## Task description
Whenever a line contains the string "Give", copy it out of the entries.
═════ Records provided
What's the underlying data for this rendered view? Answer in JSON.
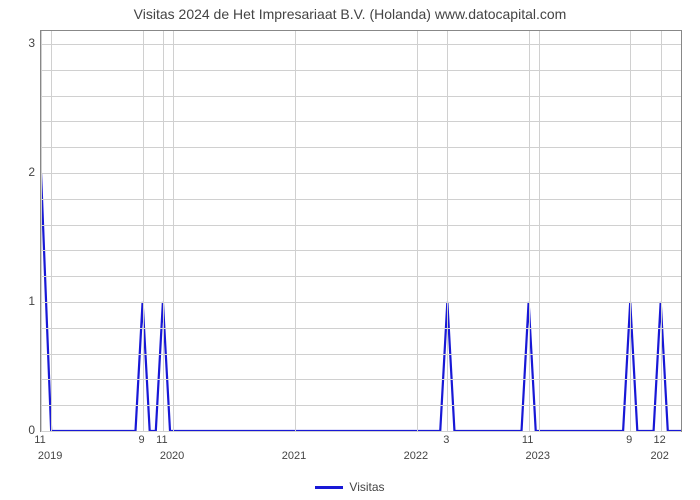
{
  "chart": {
    "type": "line",
    "title": "Visitas 2024 de Het Impresariaat B.V. (Holanda) www.datocapital.com",
    "title_fontsize": 14,
    "title_color": "#444444",
    "background_color": "#ffffff",
    "plot_border_color": "#888888",
    "grid_color": "#d0d0d0",
    "ylim": [
      0,
      3.1
    ],
    "yticks": [
      0,
      1,
      2,
      3
    ],
    "minor_y_steps": 5,
    "xlim_months": [
      0,
      63
    ],
    "year_ticks": [
      {
        "pos": 1,
        "label": "2019"
      },
      {
        "pos": 13,
        "label": "2020"
      },
      {
        "pos": 25,
        "label": "2021"
      },
      {
        "pos": 37,
        "label": "2022"
      },
      {
        "pos": 49,
        "label": "2023"
      },
      {
        "pos": 61,
        "label": "202"
      }
    ],
    "month_ticks": [
      {
        "pos": 0,
        "label": "11"
      },
      {
        "pos": 10,
        "label": "9"
      },
      {
        "pos": 12,
        "label": "11"
      },
      {
        "pos": 40,
        "label": "3"
      },
      {
        "pos": 48,
        "label": "11"
      },
      {
        "pos": 58,
        "label": "9"
      },
      {
        "pos": 61,
        "label": "12"
      }
    ],
    "vgrid_positions": [
      0,
      1,
      10,
      12,
      13,
      25,
      37,
      40,
      48,
      49,
      58,
      61
    ],
    "series": {
      "label": "Visitas",
      "color": "#1818d6",
      "line_width": 2.2,
      "data": [
        {
          "x": 0,
          "y": 2
        },
        {
          "x": 1,
          "y": 0
        },
        {
          "x": 9.3,
          "y": 0
        },
        {
          "x": 10,
          "y": 1
        },
        {
          "x": 10.7,
          "y": 0
        },
        {
          "x": 11.3,
          "y": 0
        },
        {
          "x": 12,
          "y": 1
        },
        {
          "x": 12.7,
          "y": 0
        },
        {
          "x": 39.3,
          "y": 0
        },
        {
          "x": 40,
          "y": 1
        },
        {
          "x": 40.7,
          "y": 0
        },
        {
          "x": 47.3,
          "y": 0
        },
        {
          "x": 48,
          "y": 1
        },
        {
          "x": 48.7,
          "y": 0
        },
        {
          "x": 57.3,
          "y": 0
        },
        {
          "x": 58,
          "y": 1
        },
        {
          "x": 58.7,
          "y": 0
        },
        {
          "x": 60.3,
          "y": 0
        },
        {
          "x": 61,
          "y": 1
        },
        {
          "x": 61.7,
          "y": 0
        },
        {
          "x": 63,
          "y": 0
        }
      ]
    }
  }
}
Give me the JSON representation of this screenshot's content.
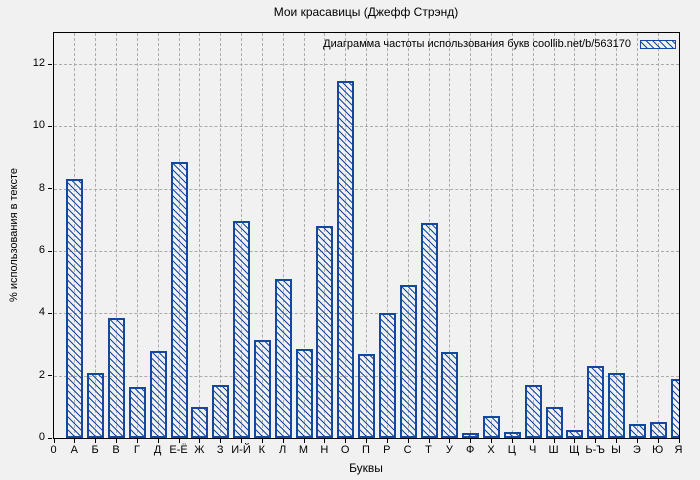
{
  "chart_data": {
    "type": "bar",
    "title": "Мои красавицы (Джефф Стрэнд)",
    "legend_label": "Диаграмма частоты использования букв coollib.net/b/563170",
    "xlabel": "Буквы",
    "ylabel": "% использования в тексте",
    "origin_tick_label": "0",
    "categories": [
      "А",
      "Б",
      "В",
      "Г",
      "Д",
      "Е-Ё",
      "Ж",
      "З",
      "И-Й",
      "К",
      "Л",
      "М",
      "Н",
      "О",
      "П",
      "Р",
      "С",
      "Т",
      "У",
      "Ф",
      "Х",
      "Ц",
      "Ч",
      "Ш",
      "Щ",
      "Ь-Ъ",
      "Ы",
      "Э",
      "Ю",
      "Я"
    ],
    "values": [
      8.3,
      2.1,
      3.85,
      1.65,
      2.8,
      8.85,
      1.0,
      1.7,
      6.95,
      3.15,
      5.1,
      2.85,
      6.8,
      11.45,
      2.7,
      4.0,
      4.9,
      6.9,
      2.75,
      0.15,
      0.7,
      0.2,
      1.7,
      1.0,
      0.25,
      2.3,
      2.1,
      0.45,
      0.5,
      1.9
    ],
    "yticks": [
      0,
      2,
      4,
      6,
      8,
      10,
      12
    ],
    "ylim": [
      0,
      13
    ],
    "grid": true,
    "legend_position": "top-right",
    "hatch": "diagonal-backslash",
    "bar_color": "#14489f",
    "grid_color": "#ababab",
    "background_color": "#f1f1f1"
  }
}
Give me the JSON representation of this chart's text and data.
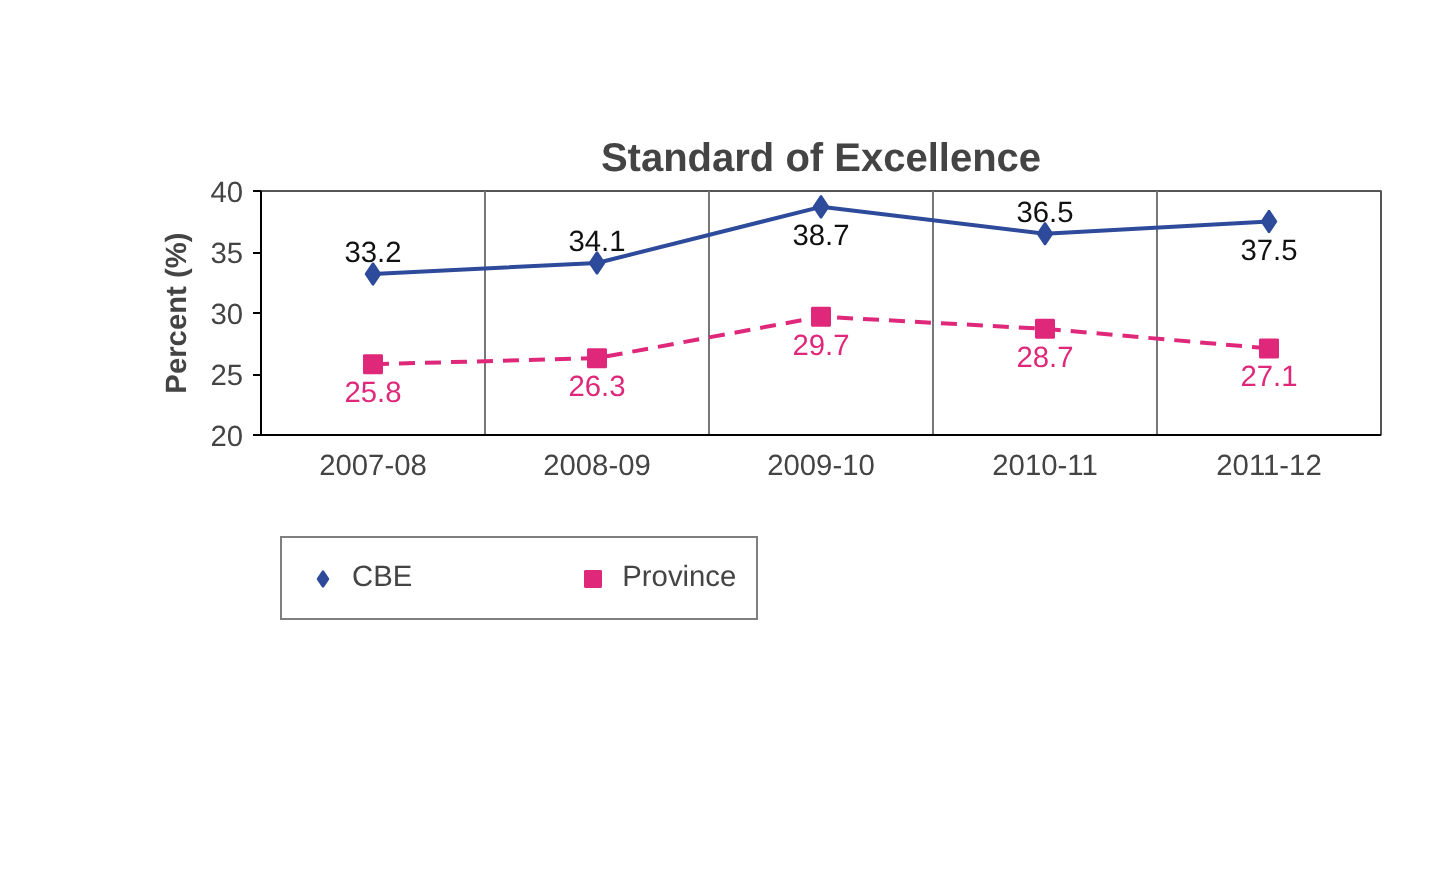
══════════
## Exercise response
Give me the JSON representation of this screenshot's content.
Give me the JSON representation of this chart's text and data.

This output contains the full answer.